#### Listed records
****************************************

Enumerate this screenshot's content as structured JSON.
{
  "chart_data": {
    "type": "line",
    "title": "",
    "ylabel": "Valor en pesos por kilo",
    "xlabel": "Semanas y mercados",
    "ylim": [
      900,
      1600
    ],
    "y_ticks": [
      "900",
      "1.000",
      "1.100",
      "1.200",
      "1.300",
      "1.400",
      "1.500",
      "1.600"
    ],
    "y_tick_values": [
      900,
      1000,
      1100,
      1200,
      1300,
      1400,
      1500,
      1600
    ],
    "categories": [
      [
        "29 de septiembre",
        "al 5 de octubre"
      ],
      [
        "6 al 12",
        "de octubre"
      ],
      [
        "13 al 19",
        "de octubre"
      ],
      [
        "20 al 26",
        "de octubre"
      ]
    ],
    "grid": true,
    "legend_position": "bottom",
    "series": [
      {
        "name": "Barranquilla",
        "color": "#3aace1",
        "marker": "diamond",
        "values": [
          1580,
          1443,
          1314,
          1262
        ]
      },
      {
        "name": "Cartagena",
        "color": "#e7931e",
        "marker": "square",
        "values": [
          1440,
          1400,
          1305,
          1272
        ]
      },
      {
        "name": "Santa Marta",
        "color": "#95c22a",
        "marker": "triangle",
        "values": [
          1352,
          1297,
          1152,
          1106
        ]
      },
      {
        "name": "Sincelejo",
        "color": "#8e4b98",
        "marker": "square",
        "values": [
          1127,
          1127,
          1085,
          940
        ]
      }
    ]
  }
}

****************************************

#### Set task
Copy all the lines, exactly.

#### Written response
Enumerate this screenshot's content as structured JSON.
{
  "chart_data": {
    "type": "line",
    "title": "",
    "ylabel": "Valor en pesos por kilo",
    "xlabel": "Semanas y mercados",
    "ylim": [
      900,
      1600
    ],
    "y_ticks": [
      "900",
      "1.000",
      "1.100",
      "1.200",
      "1.300",
      "1.400",
      "1.500",
      "1.600"
    ],
    "y_tick_values": [
      900,
      1000,
      1100,
      1200,
      1300,
      1400,
      1500,
      1600
    ],
    "categories": [
      [
        "29 de septiembre",
        "al 5 de octubre"
      ],
      [
        "6 al 12",
        "de octubre"
      ],
      [
        "13 al 19",
        "de octubre"
      ],
      [
        "20 al 26",
        "de octubre"
      ]
    ],
    "grid": true,
    "legend_position": "bottom",
    "series": [
      {
        "name": "Barranquilla",
        "color": "#3aace1",
        "marker": "diamond",
        "values": [
          1580,
          1443,
          1314,
          1262
        ]
      },
      {
        "name": "Cartagena",
        "color": "#e7931e",
        "marker": "square",
        "values": [
          1440,
          1400,
          1305,
          1272
        ]
      },
      {
        "name": "Santa Marta",
        "color": "#95c22a",
        "marker": "triangle",
        "values": [
          1352,
          1297,
          1152,
          1106
        ]
      },
      {
        "name": "Sincelejo",
        "color": "#8e4b98",
        "marker": "square",
        "values": [
          1127,
          1127,
          1085,
          940
        ]
      }
    ]
  }
}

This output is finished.